(A run of records)
▬▬▬▬▬▬
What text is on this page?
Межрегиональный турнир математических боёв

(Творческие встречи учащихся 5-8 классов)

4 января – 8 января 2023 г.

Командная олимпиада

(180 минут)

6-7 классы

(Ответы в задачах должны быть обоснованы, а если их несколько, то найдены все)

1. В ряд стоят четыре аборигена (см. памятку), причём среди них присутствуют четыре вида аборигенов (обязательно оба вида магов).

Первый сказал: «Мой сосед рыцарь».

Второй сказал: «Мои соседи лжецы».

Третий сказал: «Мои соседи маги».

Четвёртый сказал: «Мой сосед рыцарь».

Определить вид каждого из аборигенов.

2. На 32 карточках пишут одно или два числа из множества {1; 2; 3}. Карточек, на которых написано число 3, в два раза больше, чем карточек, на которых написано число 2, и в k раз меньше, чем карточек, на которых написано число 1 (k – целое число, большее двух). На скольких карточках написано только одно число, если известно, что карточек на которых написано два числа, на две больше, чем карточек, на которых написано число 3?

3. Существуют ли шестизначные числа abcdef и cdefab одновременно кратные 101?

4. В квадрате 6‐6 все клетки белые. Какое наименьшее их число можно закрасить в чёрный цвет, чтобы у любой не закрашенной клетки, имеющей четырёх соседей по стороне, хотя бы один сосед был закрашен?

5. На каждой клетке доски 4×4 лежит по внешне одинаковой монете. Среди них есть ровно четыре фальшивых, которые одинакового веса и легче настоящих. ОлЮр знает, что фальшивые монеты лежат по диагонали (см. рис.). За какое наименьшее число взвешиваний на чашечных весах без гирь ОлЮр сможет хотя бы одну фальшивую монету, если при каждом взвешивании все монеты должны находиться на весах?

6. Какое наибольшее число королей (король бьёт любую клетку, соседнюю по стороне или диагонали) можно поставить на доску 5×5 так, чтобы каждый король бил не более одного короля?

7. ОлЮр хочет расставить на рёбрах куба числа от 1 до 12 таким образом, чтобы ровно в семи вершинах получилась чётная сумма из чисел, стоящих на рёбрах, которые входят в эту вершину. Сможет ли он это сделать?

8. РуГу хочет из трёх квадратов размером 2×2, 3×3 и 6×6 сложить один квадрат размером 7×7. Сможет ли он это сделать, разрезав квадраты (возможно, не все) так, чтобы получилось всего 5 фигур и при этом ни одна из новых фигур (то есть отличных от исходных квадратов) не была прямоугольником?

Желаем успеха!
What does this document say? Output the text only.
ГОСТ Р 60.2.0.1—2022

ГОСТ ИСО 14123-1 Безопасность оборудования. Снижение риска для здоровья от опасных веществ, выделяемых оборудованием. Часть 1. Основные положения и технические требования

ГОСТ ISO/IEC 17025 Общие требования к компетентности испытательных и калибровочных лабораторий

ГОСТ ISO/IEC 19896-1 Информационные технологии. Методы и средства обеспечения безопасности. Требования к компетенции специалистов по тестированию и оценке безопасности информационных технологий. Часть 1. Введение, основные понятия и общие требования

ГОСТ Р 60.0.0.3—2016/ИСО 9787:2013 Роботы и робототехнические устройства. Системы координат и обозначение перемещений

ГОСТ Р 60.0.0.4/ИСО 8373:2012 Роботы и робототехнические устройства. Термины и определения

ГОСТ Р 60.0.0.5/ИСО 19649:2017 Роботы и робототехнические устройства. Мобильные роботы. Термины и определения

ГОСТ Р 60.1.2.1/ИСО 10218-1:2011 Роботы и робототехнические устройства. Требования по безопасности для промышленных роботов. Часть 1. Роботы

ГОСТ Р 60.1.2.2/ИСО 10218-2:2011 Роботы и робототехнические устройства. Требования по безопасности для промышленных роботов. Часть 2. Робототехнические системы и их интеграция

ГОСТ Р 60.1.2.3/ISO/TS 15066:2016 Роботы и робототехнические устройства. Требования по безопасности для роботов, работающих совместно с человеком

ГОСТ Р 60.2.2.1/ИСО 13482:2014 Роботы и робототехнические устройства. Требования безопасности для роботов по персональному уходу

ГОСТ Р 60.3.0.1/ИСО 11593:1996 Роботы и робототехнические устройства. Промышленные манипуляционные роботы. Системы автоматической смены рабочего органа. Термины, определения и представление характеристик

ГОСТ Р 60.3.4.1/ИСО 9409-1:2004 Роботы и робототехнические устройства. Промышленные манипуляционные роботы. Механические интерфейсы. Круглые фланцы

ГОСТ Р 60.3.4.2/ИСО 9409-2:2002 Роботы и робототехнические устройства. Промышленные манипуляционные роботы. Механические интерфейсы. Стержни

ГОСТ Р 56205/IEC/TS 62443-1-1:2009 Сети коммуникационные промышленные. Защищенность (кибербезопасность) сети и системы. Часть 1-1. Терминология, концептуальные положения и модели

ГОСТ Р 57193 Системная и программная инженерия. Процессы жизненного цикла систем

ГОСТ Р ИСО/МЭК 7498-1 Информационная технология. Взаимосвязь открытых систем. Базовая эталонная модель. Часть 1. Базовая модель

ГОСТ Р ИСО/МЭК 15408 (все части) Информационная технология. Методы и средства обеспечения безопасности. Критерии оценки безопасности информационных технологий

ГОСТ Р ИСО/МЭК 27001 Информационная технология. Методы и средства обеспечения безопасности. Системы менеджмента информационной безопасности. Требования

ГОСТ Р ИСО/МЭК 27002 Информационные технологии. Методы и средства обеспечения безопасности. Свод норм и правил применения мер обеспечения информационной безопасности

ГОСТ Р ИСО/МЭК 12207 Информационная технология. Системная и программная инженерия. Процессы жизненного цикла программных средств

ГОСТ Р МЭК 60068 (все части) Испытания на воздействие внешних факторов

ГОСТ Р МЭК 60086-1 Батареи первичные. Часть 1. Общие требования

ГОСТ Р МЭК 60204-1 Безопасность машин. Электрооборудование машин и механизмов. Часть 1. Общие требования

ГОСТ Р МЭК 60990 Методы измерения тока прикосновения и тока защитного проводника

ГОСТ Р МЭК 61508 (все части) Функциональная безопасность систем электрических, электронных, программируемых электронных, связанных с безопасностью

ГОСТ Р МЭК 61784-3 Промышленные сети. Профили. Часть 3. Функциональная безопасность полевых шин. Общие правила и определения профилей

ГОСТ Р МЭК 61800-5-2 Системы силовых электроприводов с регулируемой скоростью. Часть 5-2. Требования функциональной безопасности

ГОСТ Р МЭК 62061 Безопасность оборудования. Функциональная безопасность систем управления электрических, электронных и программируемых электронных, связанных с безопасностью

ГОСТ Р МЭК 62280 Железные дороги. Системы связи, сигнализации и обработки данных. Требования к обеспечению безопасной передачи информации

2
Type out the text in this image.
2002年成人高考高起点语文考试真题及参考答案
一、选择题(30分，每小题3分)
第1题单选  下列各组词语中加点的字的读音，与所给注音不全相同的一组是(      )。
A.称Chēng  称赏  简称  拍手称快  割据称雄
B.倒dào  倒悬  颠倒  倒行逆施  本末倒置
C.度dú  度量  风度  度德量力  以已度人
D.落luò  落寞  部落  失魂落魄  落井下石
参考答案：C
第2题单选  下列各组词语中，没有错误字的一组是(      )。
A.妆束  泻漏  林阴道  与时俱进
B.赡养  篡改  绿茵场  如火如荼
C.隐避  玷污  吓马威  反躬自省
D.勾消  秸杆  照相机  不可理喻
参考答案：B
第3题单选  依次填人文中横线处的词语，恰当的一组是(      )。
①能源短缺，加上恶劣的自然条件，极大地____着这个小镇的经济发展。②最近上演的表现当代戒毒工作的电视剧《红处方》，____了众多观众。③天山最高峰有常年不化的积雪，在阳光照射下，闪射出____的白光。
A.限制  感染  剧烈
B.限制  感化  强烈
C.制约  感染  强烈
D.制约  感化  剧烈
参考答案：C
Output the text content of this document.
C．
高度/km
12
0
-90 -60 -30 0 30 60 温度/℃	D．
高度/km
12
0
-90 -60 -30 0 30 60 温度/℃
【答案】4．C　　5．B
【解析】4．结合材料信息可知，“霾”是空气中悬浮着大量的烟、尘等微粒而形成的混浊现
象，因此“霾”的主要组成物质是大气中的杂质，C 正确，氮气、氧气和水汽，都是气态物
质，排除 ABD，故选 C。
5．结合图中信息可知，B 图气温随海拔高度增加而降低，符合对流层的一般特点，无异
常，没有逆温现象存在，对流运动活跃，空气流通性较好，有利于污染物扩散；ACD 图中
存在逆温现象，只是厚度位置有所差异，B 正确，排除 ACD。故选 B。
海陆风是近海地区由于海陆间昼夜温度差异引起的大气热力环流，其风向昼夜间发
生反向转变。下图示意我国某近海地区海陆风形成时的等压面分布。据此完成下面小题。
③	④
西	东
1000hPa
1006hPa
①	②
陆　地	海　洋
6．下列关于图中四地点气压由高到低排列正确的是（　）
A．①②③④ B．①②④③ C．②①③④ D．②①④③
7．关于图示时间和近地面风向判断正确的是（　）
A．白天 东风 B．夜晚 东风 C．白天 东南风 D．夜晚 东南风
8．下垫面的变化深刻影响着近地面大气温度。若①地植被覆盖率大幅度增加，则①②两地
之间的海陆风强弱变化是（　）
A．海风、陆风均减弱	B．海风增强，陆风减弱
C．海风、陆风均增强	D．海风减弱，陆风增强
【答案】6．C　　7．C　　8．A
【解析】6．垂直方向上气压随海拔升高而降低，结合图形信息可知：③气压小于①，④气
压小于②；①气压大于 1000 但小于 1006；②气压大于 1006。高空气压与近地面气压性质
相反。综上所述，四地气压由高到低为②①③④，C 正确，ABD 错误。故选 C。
▬▬▬▬▬▬
Your objective → In the listing above, find the lines holding the word "Output" and copy them.

Full response →
What does this document say? Output the text only.
Output the text content of this document.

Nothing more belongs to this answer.